"""

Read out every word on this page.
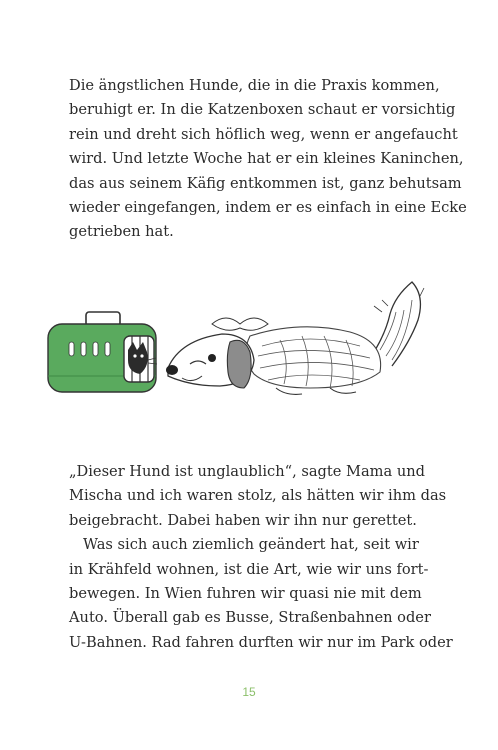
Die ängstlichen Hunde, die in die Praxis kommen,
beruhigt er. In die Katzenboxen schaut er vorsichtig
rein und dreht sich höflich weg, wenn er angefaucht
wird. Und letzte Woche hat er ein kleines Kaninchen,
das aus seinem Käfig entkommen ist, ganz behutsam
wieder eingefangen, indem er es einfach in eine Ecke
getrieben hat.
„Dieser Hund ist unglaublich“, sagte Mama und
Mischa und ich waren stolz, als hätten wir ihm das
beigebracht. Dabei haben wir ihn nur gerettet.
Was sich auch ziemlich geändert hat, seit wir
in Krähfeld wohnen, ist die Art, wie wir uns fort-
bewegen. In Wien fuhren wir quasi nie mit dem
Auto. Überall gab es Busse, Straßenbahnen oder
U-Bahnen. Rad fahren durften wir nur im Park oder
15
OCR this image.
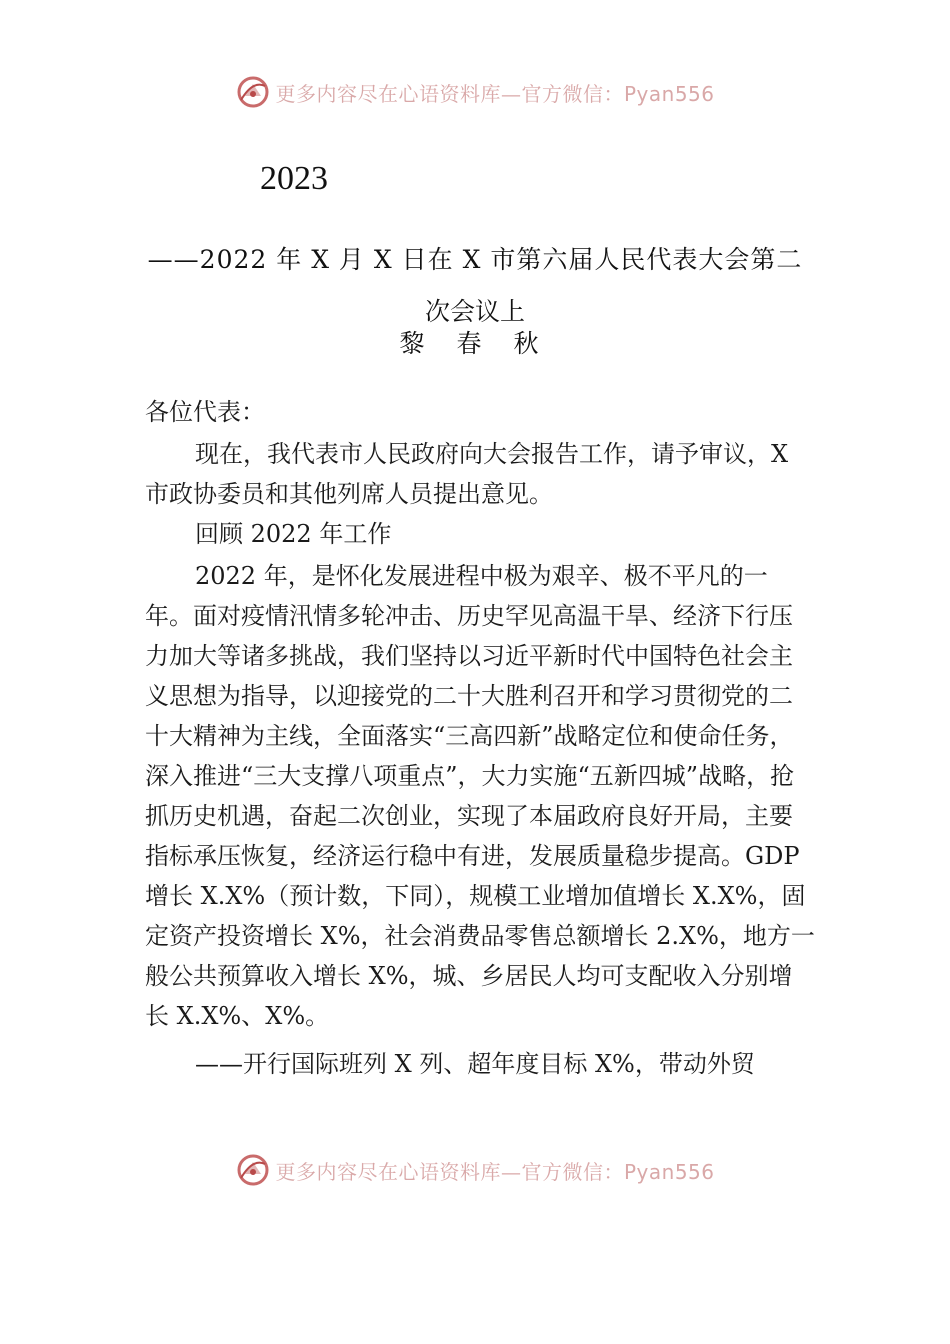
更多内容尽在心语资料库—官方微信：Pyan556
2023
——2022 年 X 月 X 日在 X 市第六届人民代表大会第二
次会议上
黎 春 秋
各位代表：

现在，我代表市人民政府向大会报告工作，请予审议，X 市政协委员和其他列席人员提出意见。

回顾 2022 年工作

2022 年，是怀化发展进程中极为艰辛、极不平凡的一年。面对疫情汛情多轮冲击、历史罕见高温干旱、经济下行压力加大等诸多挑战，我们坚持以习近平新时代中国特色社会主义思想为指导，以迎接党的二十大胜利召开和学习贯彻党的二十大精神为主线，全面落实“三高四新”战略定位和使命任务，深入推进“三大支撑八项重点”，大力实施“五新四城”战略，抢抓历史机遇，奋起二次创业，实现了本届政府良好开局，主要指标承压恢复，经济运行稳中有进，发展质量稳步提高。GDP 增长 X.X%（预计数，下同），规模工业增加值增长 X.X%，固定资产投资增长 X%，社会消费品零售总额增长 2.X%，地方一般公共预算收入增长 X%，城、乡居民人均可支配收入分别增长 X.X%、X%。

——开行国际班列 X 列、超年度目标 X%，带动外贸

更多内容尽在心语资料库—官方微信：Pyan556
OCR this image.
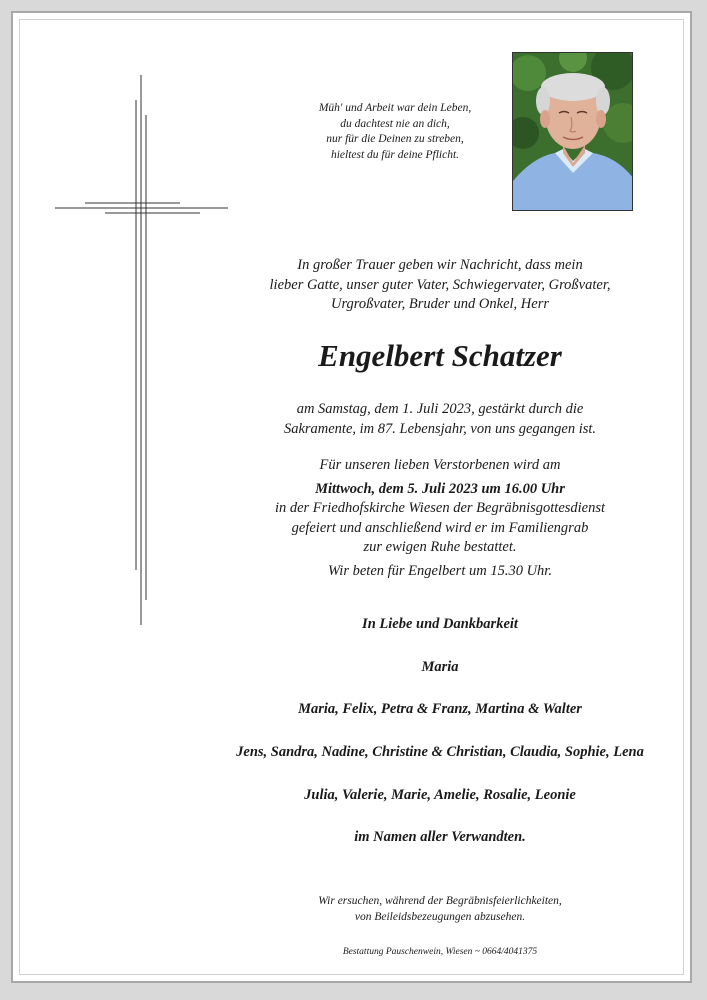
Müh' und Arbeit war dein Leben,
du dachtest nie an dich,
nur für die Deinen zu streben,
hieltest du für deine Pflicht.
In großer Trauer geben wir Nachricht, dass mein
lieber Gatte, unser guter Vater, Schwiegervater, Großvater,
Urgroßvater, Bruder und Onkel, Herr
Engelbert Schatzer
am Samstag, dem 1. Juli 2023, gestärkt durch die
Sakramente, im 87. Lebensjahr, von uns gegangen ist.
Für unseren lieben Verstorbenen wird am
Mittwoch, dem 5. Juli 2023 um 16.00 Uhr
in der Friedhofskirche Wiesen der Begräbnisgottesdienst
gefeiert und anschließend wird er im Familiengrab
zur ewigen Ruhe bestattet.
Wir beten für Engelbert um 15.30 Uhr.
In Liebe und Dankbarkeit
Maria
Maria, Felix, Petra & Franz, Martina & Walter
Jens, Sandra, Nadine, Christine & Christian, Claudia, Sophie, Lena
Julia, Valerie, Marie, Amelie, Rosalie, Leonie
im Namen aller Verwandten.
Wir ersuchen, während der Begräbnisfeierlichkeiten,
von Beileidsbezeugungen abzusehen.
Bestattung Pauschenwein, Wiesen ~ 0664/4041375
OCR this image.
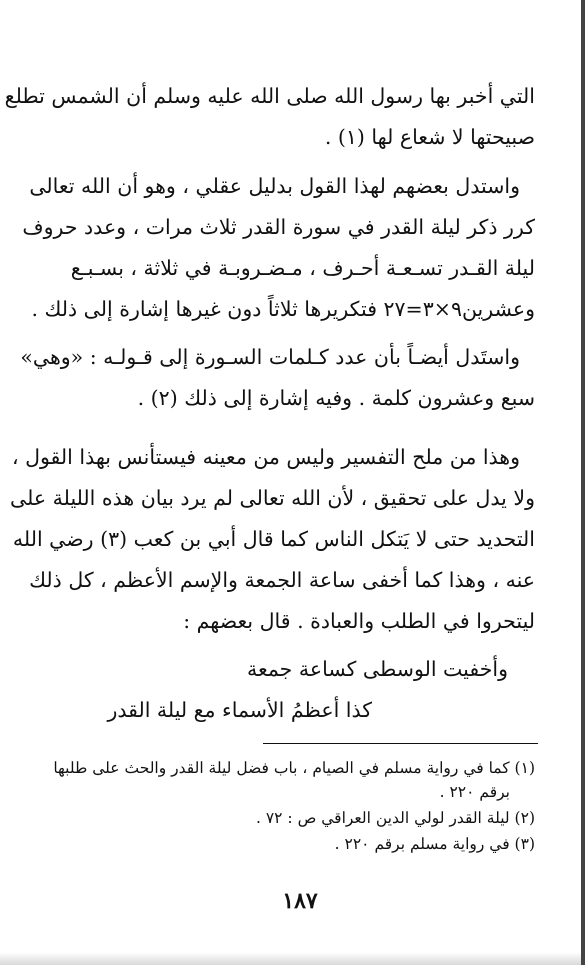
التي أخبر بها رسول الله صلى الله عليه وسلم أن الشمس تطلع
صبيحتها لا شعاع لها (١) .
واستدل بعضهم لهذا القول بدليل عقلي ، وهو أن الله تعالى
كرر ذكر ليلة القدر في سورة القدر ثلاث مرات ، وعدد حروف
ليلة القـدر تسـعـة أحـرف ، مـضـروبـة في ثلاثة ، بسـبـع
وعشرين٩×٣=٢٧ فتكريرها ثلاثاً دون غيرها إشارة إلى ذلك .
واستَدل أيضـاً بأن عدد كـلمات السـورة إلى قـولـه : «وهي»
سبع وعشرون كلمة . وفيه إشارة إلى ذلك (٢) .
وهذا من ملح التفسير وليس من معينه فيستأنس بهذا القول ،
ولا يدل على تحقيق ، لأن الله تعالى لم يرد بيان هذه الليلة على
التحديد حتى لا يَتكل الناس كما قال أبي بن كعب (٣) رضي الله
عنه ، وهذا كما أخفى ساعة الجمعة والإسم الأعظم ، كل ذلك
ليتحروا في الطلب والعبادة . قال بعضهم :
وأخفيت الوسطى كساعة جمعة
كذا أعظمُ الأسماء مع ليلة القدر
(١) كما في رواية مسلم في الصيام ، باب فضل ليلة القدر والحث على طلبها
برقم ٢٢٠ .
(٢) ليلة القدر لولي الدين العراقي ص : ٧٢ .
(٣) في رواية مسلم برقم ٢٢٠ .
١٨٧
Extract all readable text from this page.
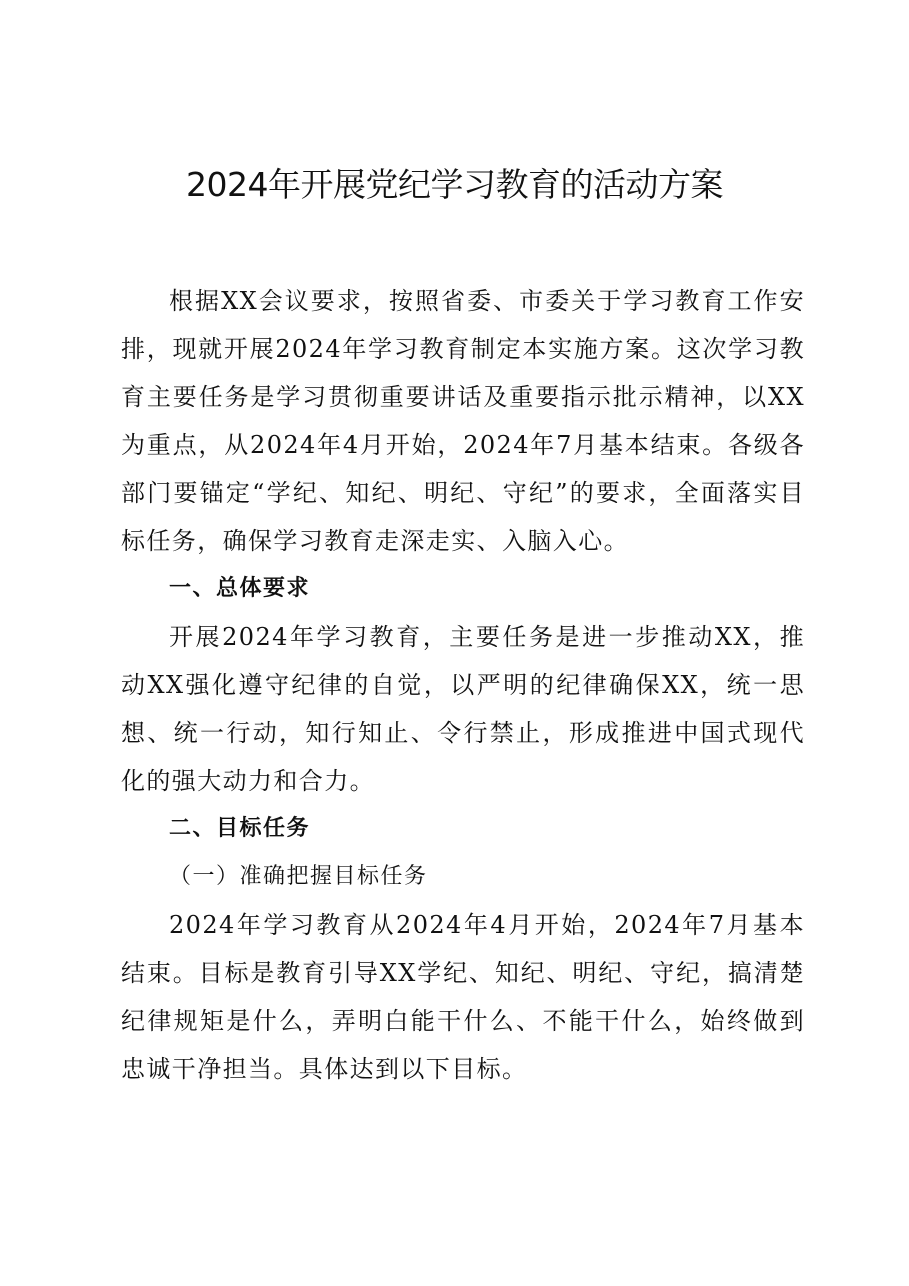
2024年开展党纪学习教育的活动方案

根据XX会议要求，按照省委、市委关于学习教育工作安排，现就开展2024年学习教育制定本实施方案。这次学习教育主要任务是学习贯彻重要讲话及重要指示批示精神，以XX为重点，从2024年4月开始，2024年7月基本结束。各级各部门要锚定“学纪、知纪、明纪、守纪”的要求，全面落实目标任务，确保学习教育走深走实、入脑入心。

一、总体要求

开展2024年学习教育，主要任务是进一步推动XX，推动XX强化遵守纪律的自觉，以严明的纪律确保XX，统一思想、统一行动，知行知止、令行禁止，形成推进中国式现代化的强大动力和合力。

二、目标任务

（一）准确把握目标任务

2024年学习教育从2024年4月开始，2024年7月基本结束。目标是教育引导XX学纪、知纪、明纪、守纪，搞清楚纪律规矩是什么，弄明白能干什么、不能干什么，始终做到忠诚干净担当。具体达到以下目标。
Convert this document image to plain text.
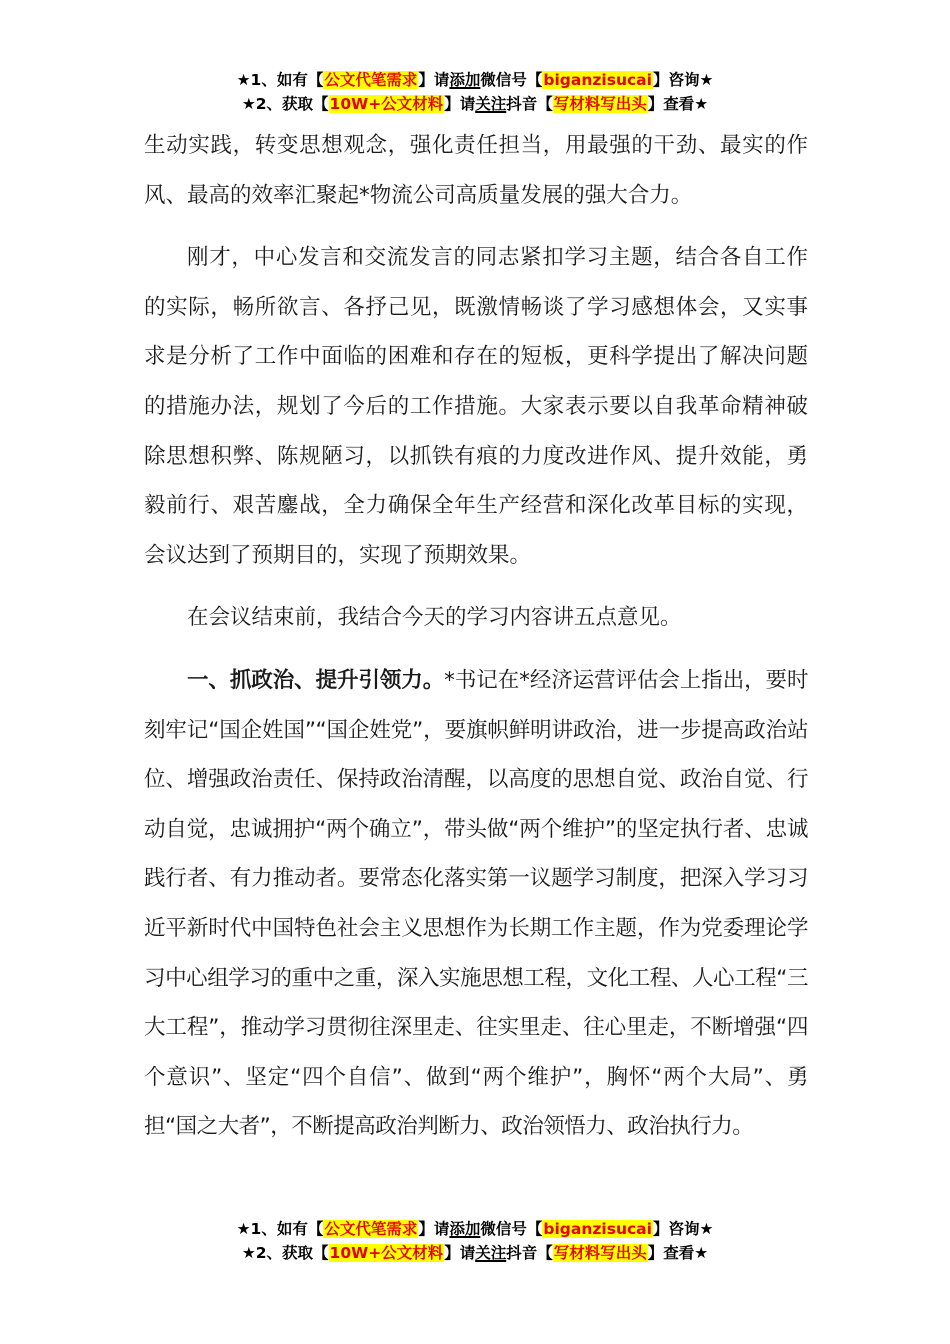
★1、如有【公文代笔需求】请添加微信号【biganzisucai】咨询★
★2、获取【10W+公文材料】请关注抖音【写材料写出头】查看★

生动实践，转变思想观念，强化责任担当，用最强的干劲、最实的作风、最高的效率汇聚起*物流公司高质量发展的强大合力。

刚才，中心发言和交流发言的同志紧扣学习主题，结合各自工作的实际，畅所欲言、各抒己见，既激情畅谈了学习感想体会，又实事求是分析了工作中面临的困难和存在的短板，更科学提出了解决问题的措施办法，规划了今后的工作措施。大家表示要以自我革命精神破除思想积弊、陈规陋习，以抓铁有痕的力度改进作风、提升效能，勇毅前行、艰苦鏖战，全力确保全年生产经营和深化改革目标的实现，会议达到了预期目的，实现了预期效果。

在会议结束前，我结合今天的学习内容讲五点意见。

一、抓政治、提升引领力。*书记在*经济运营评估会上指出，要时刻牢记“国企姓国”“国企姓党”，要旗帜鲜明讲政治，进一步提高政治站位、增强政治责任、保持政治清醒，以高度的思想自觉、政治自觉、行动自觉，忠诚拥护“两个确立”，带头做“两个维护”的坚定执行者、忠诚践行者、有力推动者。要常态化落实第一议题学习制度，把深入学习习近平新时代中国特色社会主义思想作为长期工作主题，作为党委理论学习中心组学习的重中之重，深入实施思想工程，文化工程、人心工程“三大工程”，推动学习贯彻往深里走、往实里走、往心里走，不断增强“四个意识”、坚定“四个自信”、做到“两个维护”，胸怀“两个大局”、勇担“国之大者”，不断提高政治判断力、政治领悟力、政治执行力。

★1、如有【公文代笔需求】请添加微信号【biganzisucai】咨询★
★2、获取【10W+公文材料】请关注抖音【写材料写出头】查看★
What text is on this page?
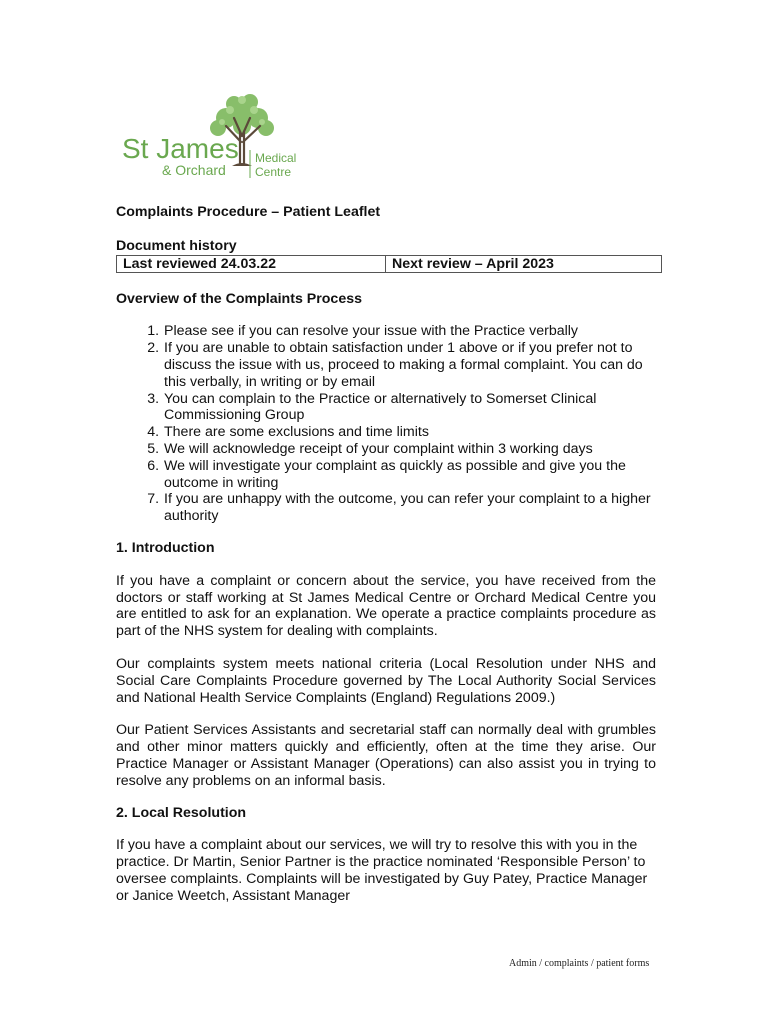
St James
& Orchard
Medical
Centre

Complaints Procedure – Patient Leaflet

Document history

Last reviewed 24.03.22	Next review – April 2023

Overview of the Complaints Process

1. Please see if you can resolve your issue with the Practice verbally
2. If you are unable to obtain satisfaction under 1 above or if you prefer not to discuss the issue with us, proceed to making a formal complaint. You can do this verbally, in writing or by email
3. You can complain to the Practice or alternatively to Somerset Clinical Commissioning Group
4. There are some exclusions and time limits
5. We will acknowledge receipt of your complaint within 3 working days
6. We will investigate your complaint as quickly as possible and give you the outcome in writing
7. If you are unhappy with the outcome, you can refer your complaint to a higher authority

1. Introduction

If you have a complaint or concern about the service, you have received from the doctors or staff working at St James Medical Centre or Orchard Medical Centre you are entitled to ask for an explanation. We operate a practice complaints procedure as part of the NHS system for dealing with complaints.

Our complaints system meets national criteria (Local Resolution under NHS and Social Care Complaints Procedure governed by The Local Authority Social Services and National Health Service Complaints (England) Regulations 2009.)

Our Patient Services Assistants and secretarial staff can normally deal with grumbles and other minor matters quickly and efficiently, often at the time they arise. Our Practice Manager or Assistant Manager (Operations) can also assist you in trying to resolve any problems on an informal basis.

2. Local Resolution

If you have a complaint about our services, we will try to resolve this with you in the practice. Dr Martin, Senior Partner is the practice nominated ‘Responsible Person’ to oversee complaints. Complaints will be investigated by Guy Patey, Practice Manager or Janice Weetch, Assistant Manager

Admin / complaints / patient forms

"""

* **Objective**
List every line above that holds the word "staff".

* **Finished answer**
If you have a complaint or concern about the service, you have received from the doctors or staff working at St James Medical Centre or Orchard Medical Centre you are entitled to ask for an explanation. We operate a practice complaints procedure as part of the NHS system for dealing with complaints.
Our Patient Services Assistants and secretarial staff can normally deal with grumbles and other minor matters quickly and efficiently, often at the time they arise. Our Practice Manager or Assistant Manager (Operations) can also assist you in trying to resolve any problems on an informal basis.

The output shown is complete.